● Challenge:
Write out the entire listing below exactly, with the pictures left out.

Stored items from a collection:
+++++

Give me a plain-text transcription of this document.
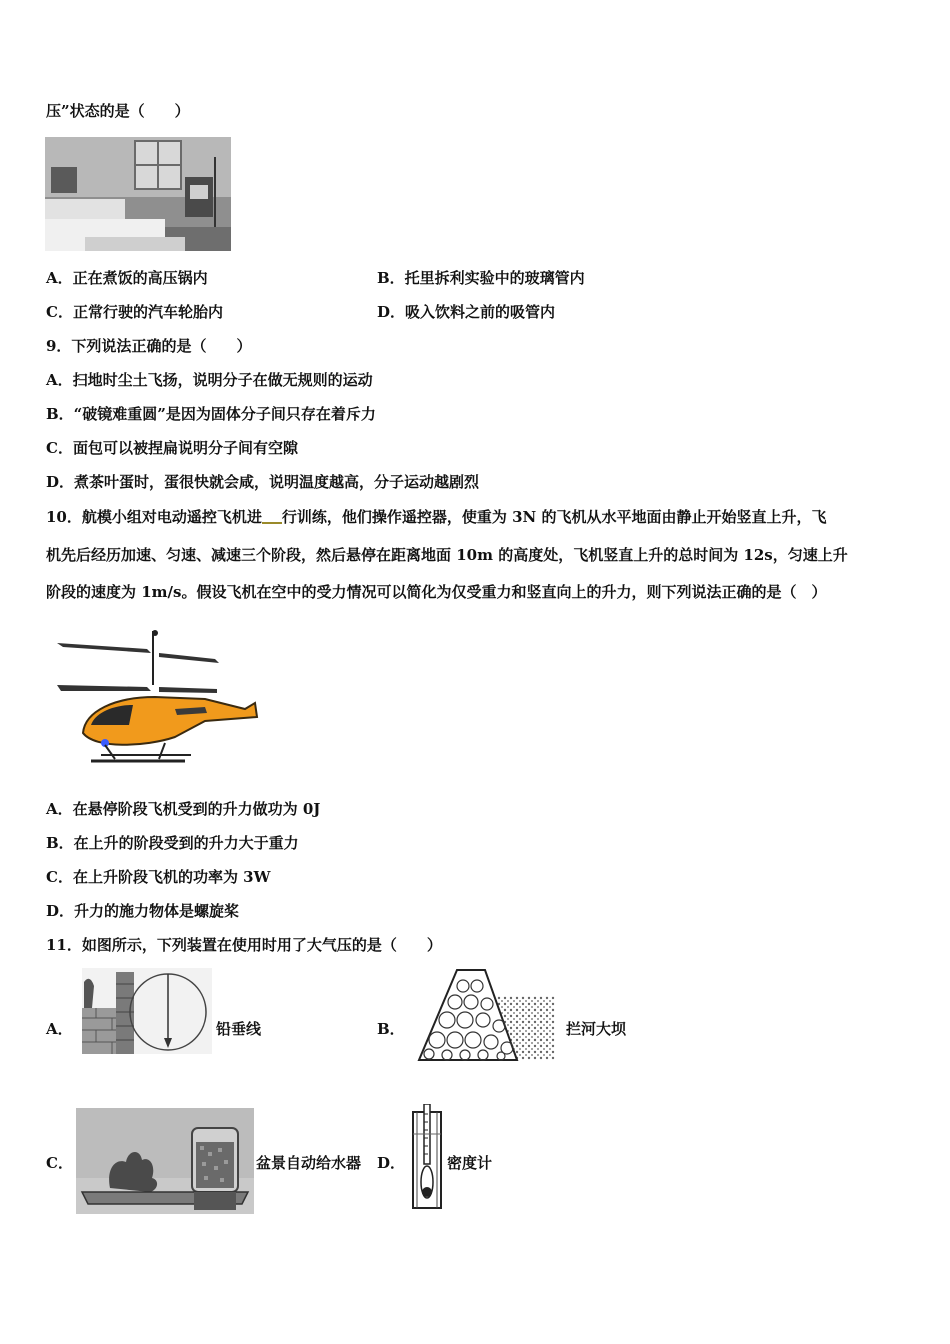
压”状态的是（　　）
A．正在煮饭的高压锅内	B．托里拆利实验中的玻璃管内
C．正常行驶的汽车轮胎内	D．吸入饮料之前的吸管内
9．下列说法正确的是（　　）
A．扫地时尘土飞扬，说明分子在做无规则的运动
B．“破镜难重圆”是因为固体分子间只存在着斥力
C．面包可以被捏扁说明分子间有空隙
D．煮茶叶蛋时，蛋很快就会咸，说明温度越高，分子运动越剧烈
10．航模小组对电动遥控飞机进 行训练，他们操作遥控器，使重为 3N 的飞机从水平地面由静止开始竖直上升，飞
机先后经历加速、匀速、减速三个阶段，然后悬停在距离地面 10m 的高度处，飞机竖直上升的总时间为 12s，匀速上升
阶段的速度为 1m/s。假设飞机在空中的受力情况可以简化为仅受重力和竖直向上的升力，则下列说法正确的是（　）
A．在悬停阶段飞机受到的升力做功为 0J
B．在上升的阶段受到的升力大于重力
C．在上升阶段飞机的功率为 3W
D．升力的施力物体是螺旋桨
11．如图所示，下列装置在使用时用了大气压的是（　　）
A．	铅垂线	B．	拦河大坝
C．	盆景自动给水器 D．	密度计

+++++

● Answer to this task:
Give me a plain-text transcription of this document.
压”状态的是（　　）
A．正在煮饭的高压锅内	B．托里拆利实验中的玻璃管内
C．正常行驶的汽车轮胎内	D．吸入饮料之前的吸管内
9．下列说法正确的是（　　）
A．扫地时尘土飞扬，说明分子在做无规则的运动
B．“破镜难重圆”是因为固体分子间只存在着斥力
C．面包可以被捏扁说明分子间有空隙
D．煮茶叶蛋时，蛋很快就会咸，说明温度越高，分子运动越剧烈
10．航模小组对电动遥控飞机进 行训练，他们操作遥控器，使重为 3N 的飞机从水平地面由静止开始竖直上升，飞
机先后经历加速、匀速、减速三个阶段，然后悬停在距离地面 10m 的高度处，飞机竖直上升的总时间为 12s，匀速上升
阶段的速度为 1m/s。假设飞机在空中的受力情况可以简化为仅受重力和竖直向上的升力，则下列说法正确的是（　）
A．在悬停阶段飞机受到的升力做功为 0J
B．在上升的阶段受到的升力大于重力
C．在上升阶段飞机的功率为 3W
D．升力的施力物体是螺旋桨
11．如图所示，下列装置在使用时用了大气压的是（　　）
A．	铅垂线	B．	拦河大坝
C．	盆景自动给水器 D．	密度计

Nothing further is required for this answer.